▶ Task data
_ _ _ _ _

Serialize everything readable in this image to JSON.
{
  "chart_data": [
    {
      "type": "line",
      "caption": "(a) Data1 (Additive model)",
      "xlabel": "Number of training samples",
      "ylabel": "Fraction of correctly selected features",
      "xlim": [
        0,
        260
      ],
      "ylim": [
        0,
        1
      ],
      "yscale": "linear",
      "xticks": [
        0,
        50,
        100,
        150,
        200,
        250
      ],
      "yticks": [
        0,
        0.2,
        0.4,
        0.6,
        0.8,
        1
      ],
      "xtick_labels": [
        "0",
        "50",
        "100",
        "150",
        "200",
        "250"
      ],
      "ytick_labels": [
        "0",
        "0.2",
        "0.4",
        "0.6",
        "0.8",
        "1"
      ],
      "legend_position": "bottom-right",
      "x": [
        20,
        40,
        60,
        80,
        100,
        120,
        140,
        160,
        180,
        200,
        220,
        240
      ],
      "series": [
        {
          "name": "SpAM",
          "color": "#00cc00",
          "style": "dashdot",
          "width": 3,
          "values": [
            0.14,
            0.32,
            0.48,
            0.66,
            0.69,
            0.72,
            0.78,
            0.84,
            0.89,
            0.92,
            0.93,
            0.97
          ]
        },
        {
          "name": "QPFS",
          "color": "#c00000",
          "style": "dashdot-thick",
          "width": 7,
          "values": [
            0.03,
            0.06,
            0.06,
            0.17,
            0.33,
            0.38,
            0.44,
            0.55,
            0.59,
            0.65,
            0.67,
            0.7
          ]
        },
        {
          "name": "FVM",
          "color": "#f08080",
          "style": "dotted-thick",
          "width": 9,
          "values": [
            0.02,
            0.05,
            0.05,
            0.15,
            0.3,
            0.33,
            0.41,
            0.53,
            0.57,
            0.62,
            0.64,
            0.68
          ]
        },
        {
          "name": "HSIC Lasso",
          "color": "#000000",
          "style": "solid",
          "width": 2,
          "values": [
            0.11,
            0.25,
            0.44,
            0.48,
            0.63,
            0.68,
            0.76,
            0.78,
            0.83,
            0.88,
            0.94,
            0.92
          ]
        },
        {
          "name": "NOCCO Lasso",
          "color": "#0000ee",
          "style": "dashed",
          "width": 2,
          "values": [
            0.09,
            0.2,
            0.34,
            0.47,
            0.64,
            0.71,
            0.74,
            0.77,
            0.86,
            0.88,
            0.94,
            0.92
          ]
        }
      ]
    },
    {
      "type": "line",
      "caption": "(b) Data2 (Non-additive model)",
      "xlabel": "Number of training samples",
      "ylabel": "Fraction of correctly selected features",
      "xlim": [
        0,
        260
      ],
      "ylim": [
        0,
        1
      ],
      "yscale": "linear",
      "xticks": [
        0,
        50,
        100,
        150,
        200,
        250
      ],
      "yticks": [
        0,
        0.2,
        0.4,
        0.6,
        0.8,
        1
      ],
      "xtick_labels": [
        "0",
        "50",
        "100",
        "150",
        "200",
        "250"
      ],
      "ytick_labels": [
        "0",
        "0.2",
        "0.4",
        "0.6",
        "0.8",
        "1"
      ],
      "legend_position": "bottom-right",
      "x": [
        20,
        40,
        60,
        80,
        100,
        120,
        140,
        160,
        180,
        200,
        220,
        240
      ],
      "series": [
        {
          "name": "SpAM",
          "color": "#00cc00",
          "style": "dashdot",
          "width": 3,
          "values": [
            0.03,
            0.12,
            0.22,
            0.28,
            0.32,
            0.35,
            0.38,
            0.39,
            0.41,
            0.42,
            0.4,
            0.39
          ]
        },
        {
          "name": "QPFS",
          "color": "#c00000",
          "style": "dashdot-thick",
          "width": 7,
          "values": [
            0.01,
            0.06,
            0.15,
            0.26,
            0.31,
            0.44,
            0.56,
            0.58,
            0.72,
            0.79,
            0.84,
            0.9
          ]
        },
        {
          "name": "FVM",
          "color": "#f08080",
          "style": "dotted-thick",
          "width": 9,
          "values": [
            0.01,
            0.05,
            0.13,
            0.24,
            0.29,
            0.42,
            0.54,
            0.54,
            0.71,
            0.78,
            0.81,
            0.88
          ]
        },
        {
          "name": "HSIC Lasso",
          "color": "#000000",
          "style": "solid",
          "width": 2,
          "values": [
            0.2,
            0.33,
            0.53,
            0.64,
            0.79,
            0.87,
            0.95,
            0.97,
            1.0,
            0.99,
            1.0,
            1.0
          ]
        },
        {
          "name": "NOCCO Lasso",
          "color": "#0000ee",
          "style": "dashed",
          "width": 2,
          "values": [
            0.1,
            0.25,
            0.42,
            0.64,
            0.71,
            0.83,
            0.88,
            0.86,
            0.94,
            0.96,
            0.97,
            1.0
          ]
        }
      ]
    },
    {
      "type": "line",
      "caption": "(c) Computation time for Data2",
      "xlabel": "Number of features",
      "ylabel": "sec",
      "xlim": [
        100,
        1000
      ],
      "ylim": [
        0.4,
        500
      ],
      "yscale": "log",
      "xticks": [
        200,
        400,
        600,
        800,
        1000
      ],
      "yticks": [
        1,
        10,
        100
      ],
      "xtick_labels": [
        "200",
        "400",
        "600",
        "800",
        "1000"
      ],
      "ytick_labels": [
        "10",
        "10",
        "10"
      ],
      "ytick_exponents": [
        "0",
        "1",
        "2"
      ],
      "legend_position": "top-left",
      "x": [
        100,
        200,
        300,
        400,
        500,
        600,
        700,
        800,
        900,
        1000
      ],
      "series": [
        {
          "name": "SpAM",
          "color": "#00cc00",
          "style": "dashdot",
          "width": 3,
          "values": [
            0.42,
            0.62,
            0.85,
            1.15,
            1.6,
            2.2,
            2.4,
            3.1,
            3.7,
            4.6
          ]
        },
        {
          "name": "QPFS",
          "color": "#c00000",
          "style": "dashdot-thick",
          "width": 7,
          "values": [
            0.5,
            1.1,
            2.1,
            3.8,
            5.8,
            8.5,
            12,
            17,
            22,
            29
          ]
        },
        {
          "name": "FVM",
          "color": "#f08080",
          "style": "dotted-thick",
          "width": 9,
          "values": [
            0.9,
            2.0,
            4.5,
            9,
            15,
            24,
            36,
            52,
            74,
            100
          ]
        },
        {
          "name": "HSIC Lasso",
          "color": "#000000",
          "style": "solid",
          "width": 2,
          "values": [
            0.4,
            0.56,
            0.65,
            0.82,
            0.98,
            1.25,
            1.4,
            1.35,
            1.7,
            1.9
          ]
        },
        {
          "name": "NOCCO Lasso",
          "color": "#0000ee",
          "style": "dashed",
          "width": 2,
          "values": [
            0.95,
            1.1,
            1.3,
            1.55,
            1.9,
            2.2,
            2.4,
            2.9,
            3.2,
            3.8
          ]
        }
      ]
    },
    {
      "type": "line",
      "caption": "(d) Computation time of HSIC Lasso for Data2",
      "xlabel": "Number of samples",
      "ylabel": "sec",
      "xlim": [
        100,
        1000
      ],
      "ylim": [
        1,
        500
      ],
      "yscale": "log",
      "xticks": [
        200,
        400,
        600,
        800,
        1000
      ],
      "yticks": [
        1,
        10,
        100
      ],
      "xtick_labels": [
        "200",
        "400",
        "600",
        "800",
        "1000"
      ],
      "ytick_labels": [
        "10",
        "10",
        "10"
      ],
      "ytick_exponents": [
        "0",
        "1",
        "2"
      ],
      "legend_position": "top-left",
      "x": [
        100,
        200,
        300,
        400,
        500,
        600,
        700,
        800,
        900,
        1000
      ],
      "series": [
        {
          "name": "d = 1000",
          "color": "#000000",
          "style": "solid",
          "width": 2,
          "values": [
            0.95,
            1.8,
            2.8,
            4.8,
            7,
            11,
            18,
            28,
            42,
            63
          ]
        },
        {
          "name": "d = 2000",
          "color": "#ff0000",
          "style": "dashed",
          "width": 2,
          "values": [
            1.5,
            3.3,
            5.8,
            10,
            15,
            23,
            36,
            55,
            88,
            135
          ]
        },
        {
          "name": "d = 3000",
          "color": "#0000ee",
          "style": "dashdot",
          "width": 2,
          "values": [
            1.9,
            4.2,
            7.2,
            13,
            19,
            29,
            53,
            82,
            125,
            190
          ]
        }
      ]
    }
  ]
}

_ _ _ _ _

▶ Prompt
On how many lines does the word "Computation" appear? Answer with only the number.

▶ Exercise response
2